- WHAT YOU WILL DO -
Find the lines below that contain the word "this" and count them. Only the number should be given.

[Figure content listings]
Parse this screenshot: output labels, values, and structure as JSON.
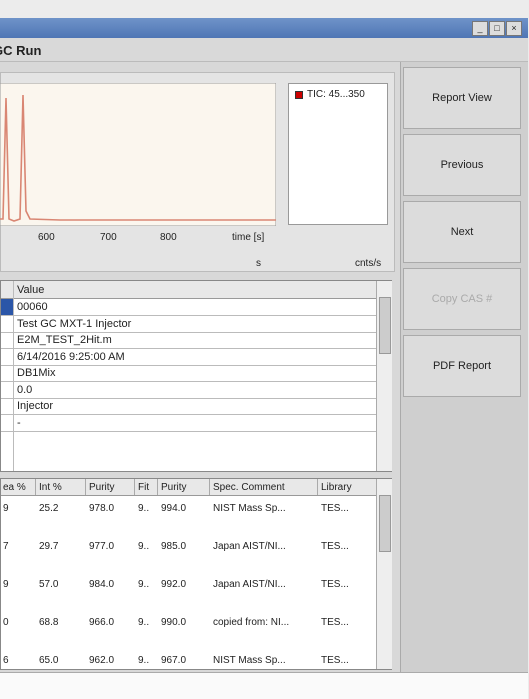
{
  "window": {
    "title": "GC Run",
    "controls": [
      "_",
      "□",
      "×"
    ]
  },
  "chart": {
    "x_tick_labels": [
      "600",
      "700",
      "800"
    ],
    "x_axis_label": "time [s]",
    "unit_left": "s",
    "unit_right": "cnts/s",
    "legend": "TIC: 45...350"
  },
  "buttons": [
    "Report View",
    "Previous",
    "Next",
    "Copy CAS #",
    "PDF Report"
  ],
  "info_table": {
    "header": "Value",
    "rows": [
      "00060",
      "Test GC MXT-1 Injector",
      "E2M_TEST_2Hit.m",
      "6/14/2016 9:25:00 AM",
      "DB1Mix",
      "0.0",
      "Injector",
      "-"
    ]
  },
  "hits_table": {
    "columns": [
      "ea %",
      "Int %",
      "Purity",
      "Fit",
      "Purity",
      "Spec. Comment",
      "Library"
    ],
    "rows": [
      [
        "9",
        "25.2",
        "978.0",
        "9..",
        "994.0",
        "NIST Mass Sp...",
        "TES..."
      ],
      [
        "7",
        "29.7",
        "977.0",
        "9..",
        "985.0",
        "Japan AIST/NI...",
        "TES..."
      ],
      [
        "9",
        "57.0",
        "984.0",
        "9..",
        "992.0",
        "Japan AIST/NI...",
        "TES..."
      ],
      [
        "0",
        "68.8",
        "966.0",
        "9..",
        "990.0",
        "copied from: NI...",
        "TES..."
      ],
      [
        "6",
        "65.0",
        "962.0",
        "9..",
        "967.0",
        "NIST Mass Sp...",
        "TES..."
      ]
    ]
  }
}
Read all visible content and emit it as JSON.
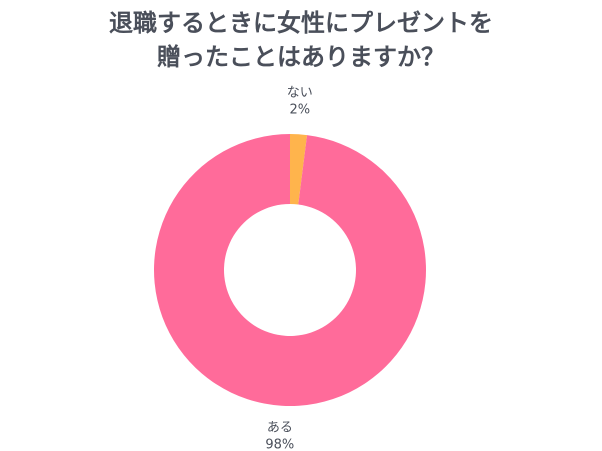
{
  "title_lines": [
    "退職するときに女性にプレゼントを",
    "贈ったことはありますか？"
  ],
  "chart_data": {
    "type": "pie",
    "donut": true,
    "categories": [
      "ない",
      "ある"
    ],
    "values": [
      2,
      98
    ],
    "value_labels": [
      "2%",
      "98%"
    ],
    "colors": [
      "#FFB44C",
      "#FF6B9A"
    ],
    "legend": "none",
    "start": "top",
    "direction": "clockwise"
  }
}
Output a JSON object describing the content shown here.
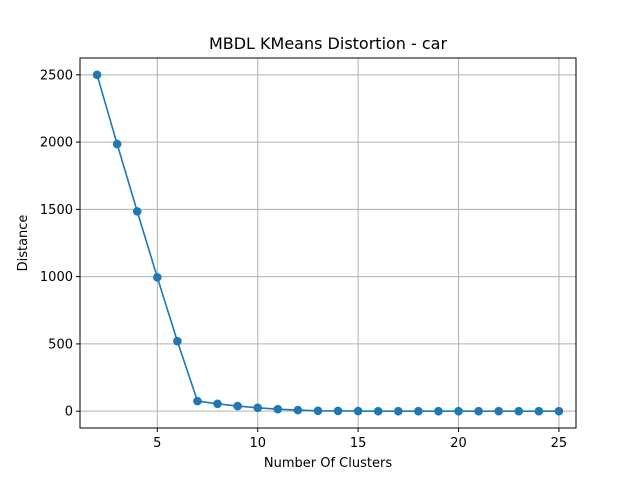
{
  "chart_data": {
    "type": "line",
    "title": "MBDL KMeans Distortion - car",
    "xlabel": "Number Of Clusters",
    "ylabel": "Distance",
    "xlim": [
      1.15,
      25.85
    ],
    "ylim": [
      -125,
      2625
    ],
    "xticks": [
      5,
      10,
      15,
      20,
      25
    ],
    "yticks": [
      0,
      500,
      1000,
      1500,
      2000,
      2500
    ],
    "grid": true,
    "series": [
      {
        "color": "#1f77b4",
        "marker": "circle",
        "x": [
          2,
          3,
          4,
          5,
          6,
          7,
          8,
          9,
          10,
          11,
          12,
          13,
          14,
          15,
          16,
          17,
          18,
          19,
          20,
          21,
          22,
          23,
          24,
          25
        ],
        "y": [
          2500,
          1985,
          1485,
          995,
          520,
          75,
          55,
          38,
          25,
          15,
          8,
          3,
          2,
          1,
          0,
          0,
          0,
          0,
          0,
          0,
          0,
          0,
          0,
          0
        ]
      }
    ]
  }
}
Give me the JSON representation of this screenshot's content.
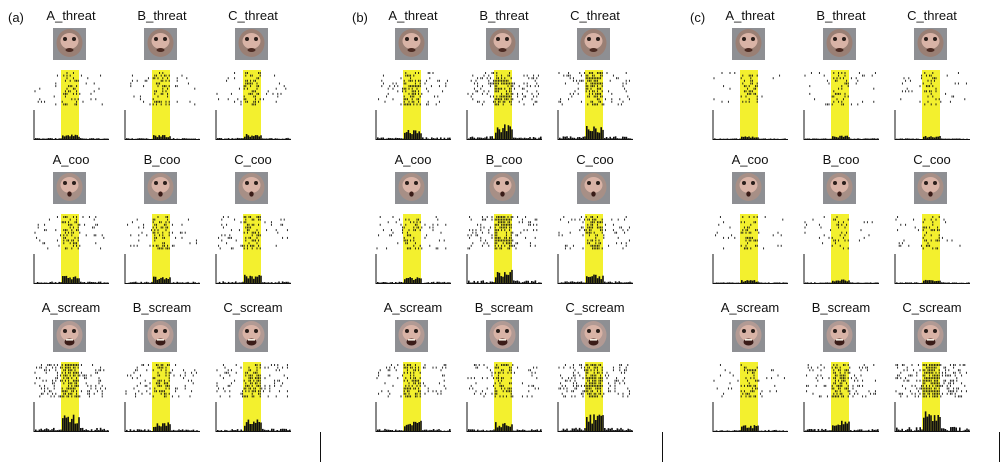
{
  "panels": [
    {
      "letter": "(a)",
      "rows": [
        [
          "A_threat",
          "B_threat",
          "C_threat"
        ],
        [
          "A_coo",
          "B_coo",
          "C_coo"
        ],
        [
          "A_scream",
          "B_scream",
          "C_scream"
        ]
      ],
      "activity": [
        [
          0.15,
          0.15,
          0.18
        ],
        [
          0.25,
          0.22,
          0.3
        ],
        [
          0.55,
          0.3,
          0.4
        ]
      ]
    },
    {
      "letter": "(b)",
      "rows": [
        [
          "A_threat",
          "B_threat",
          "C_threat"
        ],
        [
          "A_coo",
          "B_coo",
          "C_coo"
        ],
        [
          "A_scream",
          "B_scream",
          "C_scream"
        ]
      ],
      "activity": [
        [
          0.3,
          0.5,
          0.45
        ],
        [
          0.2,
          0.45,
          0.3
        ],
        [
          0.35,
          0.3,
          0.6
        ]
      ]
    },
    {
      "letter": "(c)",
      "rows": [
        [
          "A_threat",
          "B_threat",
          "C_threat"
        ],
        [
          "A_coo",
          "B_coo",
          "C_coo"
        ],
        [
          "A_scream",
          "B_scream",
          "C_scream"
        ]
      ],
      "activity": [
        [
          0.1,
          0.12,
          0.1
        ],
        [
          0.1,
          0.12,
          0.12
        ],
        [
          0.2,
          0.35,
          0.7
        ]
      ]
    }
  ],
  "colors": {
    "stimulus_window": "#f3f02e",
    "ink": "#111111",
    "threat_face": "#9a7f74",
    "coo_face": "#a78f86",
    "scream_face": "#b29a94"
  }
}
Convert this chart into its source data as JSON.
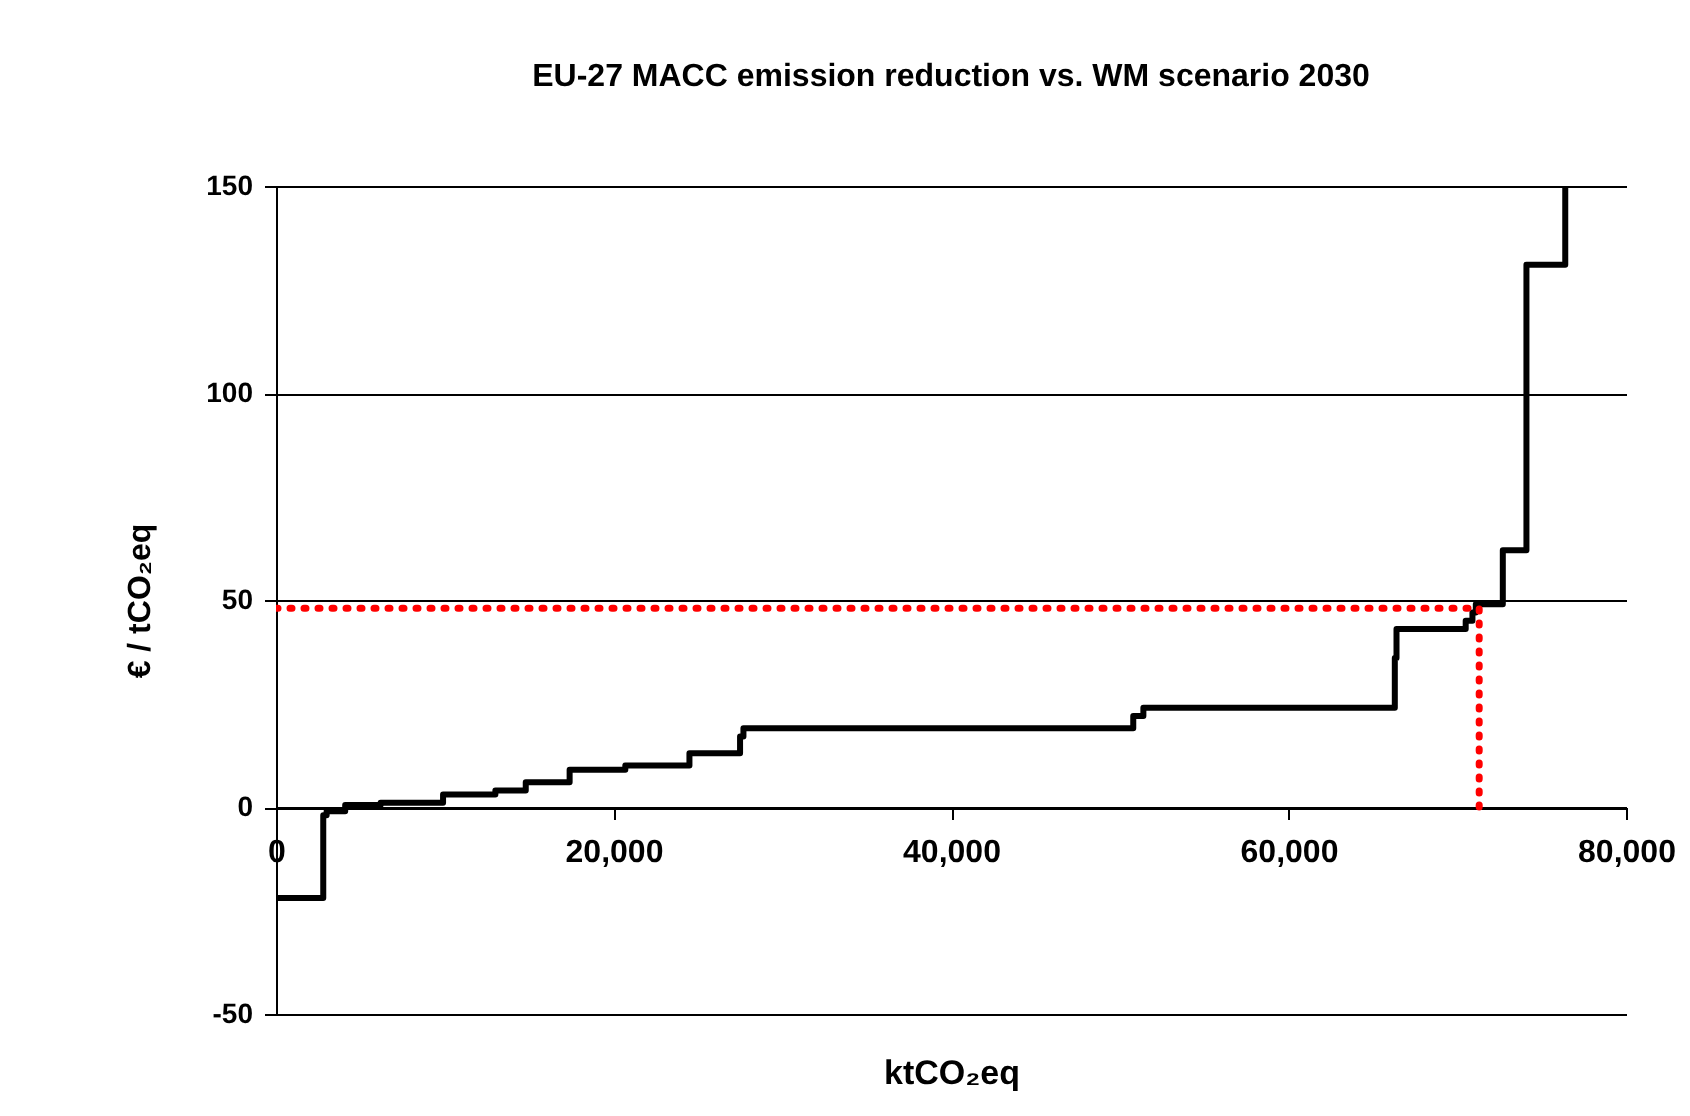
{
  "chart_data": {
    "type": "step",
    "title": "EU-27 MACC emission reduction vs. WM scenario 2030",
    "xlabel": "ktCO₂eq",
    "ylabel": "€ / tCO₂eq",
    "xlim": [
      0,
      80000
    ],
    "ylim": [
      -50,
      150
    ],
    "xticks": [
      {
        "value": 0,
        "label": "0"
      },
      {
        "value": 20000,
        "label": "20,000"
      },
      {
        "value": 40000,
        "label": "40,000"
      },
      {
        "value": 60000,
        "label": "60,000"
      },
      {
        "value": 80000,
        "label": "80,000"
      }
    ],
    "yticks": [
      -50,
      0,
      50,
      100,
      150
    ],
    "grid": "y",
    "series": [
      {
        "type": "step",
        "color": "#000000",
        "line_style": "solid",
        "x": [
          0,
          2800,
          3000,
          4100,
          6200,
          9900,
          13000,
          14800,
          17400,
          20700,
          24500,
          27500,
          27700,
          50800,
          51400,
          66300,
          66400,
          70500,
          70900,
          71100,
          72700,
          74100,
          76400
        ],
        "values": [
          -22,
          -2,
          -1,
          0.5,
          1,
          3,
          4,
          6,
          9,
          10,
          13,
          17,
          19,
          22,
          24,
          36,
          43,
          45,
          47,
          49,
          62,
          131,
          150
        ]
      },
      {
        "type": "line",
        "color": "#ff0000",
        "line_style": "dotted",
        "x": [
          0,
          71300,
          71300
        ],
        "values": [
          48,
          48,
          0
        ]
      }
    ]
  }
}
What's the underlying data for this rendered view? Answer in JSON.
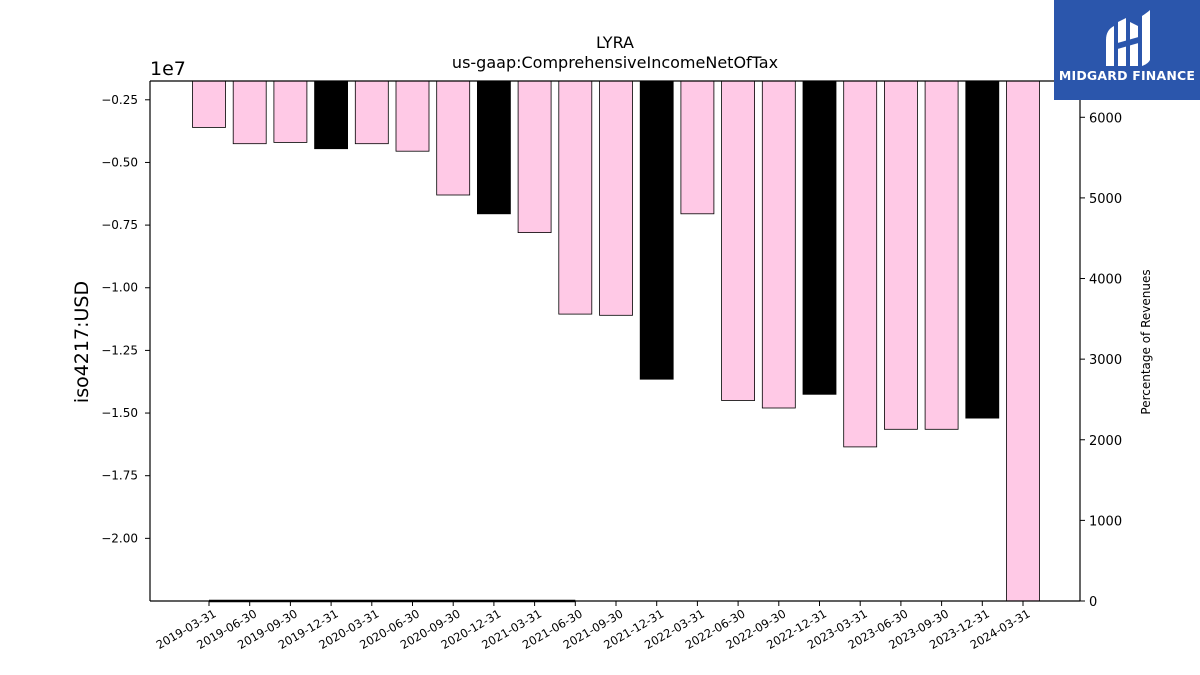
{
  "chart_data": {
    "type": "bar",
    "title": "LYRA",
    "subtitle": "us-gaap:ComprehensiveIncomeNetOfTax",
    "ylabel": "iso4217:USD",
    "y_offset_label": "1e7",
    "y2label": "Percentage of Revenues",
    "categories": [
      "2019-03-31",
      "2019-06-30",
      "2019-09-30",
      "2019-12-31",
      "2020-03-31",
      "2020-06-30",
      "2020-09-30",
      "2020-12-31",
      "2021-03-31",
      "2021-06-30",
      "2021-09-30",
      "2021-12-31",
      "2022-03-31",
      "2022-06-30",
      "2022-09-30",
      "2022-12-31",
      "2023-03-31",
      "2023-06-30",
      "2023-09-30",
      "2023-12-31",
      "2024-03-31"
    ],
    "values": [
      -3600000,
      -4250000,
      -4200000,
      -4450000,
      -4250000,
      -4550000,
      -6300000,
      -7050000,
      -7800000,
      -11050000,
      -11100000,
      -13650000,
      -7050000,
      -14500000,
      -14800000,
      -14250000,
      -16350000,
      -15650000,
      -15650000,
      -15200000,
      -22500000
    ],
    "bar_colors": [
      "#ffc9e6",
      "#ffc9e6",
      "#ffc9e6",
      "#000000",
      "#ffc9e6",
      "#ffc9e6",
      "#ffc9e6",
      "#000000",
      "#ffc9e6",
      "#ffc9e6",
      "#ffc9e6",
      "#000000",
      "#ffc9e6",
      "#ffc9e6",
      "#ffc9e6",
      "#000000",
      "#ffc9e6",
      "#ffc9e6",
      "#ffc9e6",
      "#000000",
      "#ffc9e6"
    ],
    "ylim": [
      -22500000,
      -1750000
    ],
    "yticks": [
      -2500000,
      -5000000,
      -7500000,
      -10000000,
      -12500000,
      -15000000,
      -17500000,
      -20000000
    ],
    "ytick_labels": [
      "−0.25",
      "−0.50",
      "−0.75",
      "−1.00",
      "−1.25",
      "−1.50",
      "−1.75",
      "−2.00"
    ],
    "y2lim": [
      0,
      6450
    ],
    "y2ticks": [
      0,
      1000,
      2000,
      3000,
      4000,
      5000,
      6000
    ],
    "y2_series": {
      "name": "Percentage of Revenues",
      "values": [
        0,
        0,
        0,
        0,
        0,
        0,
        0,
        0,
        0,
        0,
        null,
        null,
        null,
        null,
        null,
        null,
        null,
        null,
        null,
        null,
        null
      ],
      "color": "#000000"
    },
    "grid": false
  },
  "logo": {
    "brand": "MIDGARD FINANCE"
  }
}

- WORKED ANSWER -
4